| THINGS TO DO |
#1 In the piece about the two sisters and bluegrass, which instrument does Megan say fit her perfectly?
#2 Reproduce the passage from the bluegrass piece between "Bluegrass is greener" and "on the sisters.", inclusive.

| EXTRACT PROVIDED |
* * * * * * *

The pair grew up in North Georgia, educated on a diet of classical music from their mother, and a mixture of classic rock and heavy metal courtesy of their dad, but it wasn’t until the sisters, still barely into their teens, attended a local bluegrass festival with some family friends that they had their musical epiphany.

“We’d been playing in orchestras and quartets for many many years, but that was the first time we were able to experience music in a really joyful, improvisational and fiery way – watching these bluegrass quartets jam on stage,” Megan recalls. “That was a bit of an ‘ah-ha!’ moment for us. The switch clicked and really inspired to drop our classical instruments and start playing roots American music instead.”

Bluegrass is greener

Throwing yourself head-first into bluegrass music wasn’t exactly a normal thing for teenage girls to do in the early 2000s, even in a roots-music heartland such as Georgia – a fact that’s not lost on the sisters.

“Dude, we were like the antithesis of cool!” Rebecca exclaims, laughing. “We were teenagers and we were so suckered in by bluegrass music… it’s kinda strange that we were! But it was a very natural progression. I’m a very energetic person, so for me the mandolin and that banjo really made sense, because they’re really aggressive, percussive instruments, but I think it took you a bit longer, Megan…”

“I did try to play mandolin, I tried to play banjo and guitar… but I guess me and fretted instruments just don’t really quite work!” Megan agrees. “But when I saw a Dobro being played for the first time, I saw a connection between the Alison Krauss records we’d been listening to, and Jerry Douglas… and not really knowing what that instrument was or what that sound was. And making that connection of, ‘Oh, that’s the Dobro, that’s what I’ve been hearing!’ And just immediately being so intrigued by it. It fit me so perfectly.”

* * * * * * *

| INFORMATION PROVIDED |
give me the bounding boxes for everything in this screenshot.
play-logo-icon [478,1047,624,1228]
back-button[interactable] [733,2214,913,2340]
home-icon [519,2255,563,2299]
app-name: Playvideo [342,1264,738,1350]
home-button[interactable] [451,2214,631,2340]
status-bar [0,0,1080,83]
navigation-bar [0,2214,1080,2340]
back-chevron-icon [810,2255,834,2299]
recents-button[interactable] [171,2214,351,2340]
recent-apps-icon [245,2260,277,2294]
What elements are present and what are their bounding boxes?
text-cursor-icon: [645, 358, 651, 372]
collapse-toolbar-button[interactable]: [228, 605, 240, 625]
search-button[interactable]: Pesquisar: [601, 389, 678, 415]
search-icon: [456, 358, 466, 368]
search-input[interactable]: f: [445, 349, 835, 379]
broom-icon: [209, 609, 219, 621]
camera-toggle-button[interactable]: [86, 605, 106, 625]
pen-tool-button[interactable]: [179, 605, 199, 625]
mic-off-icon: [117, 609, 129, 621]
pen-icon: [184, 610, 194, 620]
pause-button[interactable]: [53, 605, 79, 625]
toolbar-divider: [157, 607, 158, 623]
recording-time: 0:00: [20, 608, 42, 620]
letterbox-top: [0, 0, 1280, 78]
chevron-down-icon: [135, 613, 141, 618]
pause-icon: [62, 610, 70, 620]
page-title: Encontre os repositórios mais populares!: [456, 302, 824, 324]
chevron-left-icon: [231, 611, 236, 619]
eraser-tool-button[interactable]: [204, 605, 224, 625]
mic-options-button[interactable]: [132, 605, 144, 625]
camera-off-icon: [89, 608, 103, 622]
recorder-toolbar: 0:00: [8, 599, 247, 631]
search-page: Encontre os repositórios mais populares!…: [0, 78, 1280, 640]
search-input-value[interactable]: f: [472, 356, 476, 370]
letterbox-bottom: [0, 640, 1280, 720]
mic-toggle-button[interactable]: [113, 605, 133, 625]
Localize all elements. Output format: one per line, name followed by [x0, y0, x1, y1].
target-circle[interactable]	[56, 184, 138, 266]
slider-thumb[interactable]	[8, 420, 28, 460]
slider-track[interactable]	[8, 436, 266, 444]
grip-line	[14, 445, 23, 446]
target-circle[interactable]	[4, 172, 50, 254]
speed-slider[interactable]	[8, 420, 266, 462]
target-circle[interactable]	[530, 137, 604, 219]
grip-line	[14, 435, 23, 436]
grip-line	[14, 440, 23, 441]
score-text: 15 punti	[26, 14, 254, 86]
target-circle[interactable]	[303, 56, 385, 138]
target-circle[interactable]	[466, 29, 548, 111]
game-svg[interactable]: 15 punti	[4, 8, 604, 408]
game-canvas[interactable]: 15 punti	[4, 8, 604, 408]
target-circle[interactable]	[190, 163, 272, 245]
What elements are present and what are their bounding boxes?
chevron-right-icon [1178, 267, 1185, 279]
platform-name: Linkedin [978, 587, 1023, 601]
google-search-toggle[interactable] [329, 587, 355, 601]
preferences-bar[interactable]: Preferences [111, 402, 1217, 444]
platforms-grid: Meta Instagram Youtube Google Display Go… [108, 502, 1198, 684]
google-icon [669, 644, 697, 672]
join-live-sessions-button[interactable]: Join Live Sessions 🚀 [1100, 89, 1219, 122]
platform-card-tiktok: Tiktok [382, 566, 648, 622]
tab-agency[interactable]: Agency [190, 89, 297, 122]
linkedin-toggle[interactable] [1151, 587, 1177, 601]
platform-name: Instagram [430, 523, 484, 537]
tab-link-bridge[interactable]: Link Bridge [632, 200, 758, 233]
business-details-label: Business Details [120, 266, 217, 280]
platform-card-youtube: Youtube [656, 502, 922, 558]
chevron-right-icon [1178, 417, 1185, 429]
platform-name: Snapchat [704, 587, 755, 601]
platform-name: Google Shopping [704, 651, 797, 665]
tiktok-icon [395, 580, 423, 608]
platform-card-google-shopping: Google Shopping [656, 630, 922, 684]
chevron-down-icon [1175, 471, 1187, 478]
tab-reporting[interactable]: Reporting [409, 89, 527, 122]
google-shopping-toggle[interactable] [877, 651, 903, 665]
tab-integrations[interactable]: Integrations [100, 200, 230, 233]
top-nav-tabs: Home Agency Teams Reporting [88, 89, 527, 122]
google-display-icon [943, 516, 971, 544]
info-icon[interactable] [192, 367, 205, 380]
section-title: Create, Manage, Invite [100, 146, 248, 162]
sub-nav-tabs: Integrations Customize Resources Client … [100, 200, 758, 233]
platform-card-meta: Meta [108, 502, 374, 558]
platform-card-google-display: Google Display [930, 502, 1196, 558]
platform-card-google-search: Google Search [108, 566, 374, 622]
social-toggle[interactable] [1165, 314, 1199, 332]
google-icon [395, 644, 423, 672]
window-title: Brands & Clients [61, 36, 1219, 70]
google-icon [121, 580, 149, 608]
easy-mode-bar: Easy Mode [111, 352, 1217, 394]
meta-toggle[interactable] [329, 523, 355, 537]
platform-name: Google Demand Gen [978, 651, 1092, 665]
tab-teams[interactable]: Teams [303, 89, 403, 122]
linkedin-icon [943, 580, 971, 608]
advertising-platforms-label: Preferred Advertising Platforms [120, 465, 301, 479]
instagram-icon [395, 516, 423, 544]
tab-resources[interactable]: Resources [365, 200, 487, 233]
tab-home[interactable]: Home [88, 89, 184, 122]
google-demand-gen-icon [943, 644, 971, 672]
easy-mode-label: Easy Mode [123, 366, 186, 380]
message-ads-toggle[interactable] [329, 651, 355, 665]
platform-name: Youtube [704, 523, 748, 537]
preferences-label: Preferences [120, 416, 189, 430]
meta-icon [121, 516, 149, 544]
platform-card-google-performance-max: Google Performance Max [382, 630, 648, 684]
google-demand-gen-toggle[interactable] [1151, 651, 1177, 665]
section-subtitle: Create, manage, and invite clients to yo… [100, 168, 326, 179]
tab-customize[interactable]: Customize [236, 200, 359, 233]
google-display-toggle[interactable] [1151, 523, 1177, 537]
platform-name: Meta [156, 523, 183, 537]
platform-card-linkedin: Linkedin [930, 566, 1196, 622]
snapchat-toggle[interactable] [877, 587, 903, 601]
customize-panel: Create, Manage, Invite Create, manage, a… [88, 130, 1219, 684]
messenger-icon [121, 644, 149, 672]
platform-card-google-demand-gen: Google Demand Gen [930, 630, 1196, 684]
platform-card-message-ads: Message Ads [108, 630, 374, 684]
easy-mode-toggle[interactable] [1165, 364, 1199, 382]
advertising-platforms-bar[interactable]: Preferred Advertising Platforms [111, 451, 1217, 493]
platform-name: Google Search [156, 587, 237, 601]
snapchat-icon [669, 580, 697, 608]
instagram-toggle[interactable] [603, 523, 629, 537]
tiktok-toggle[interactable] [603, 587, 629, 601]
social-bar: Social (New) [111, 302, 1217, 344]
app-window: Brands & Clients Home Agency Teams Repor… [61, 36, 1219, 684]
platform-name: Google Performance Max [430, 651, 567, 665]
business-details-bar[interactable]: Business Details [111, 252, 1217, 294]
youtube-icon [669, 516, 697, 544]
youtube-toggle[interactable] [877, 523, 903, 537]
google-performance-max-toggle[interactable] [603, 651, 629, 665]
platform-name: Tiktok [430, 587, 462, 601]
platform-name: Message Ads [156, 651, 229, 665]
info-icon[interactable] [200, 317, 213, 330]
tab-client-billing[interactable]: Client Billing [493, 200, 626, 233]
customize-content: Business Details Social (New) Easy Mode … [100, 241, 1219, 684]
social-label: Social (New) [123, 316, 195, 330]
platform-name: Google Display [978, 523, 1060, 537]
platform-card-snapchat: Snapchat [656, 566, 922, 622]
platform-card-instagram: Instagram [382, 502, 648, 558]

* * * * * * *

| WORKED SOLUTIONS |
#1 The Dobro.

#2
Bluegrass is greener

Throwing yourself head-first into bluegrass music wasn’t exactly a normal thing for teenage girls to do in the early 2000s, even in a roots-music heartland such as Georgia – a fact that’s not lost on the sisters.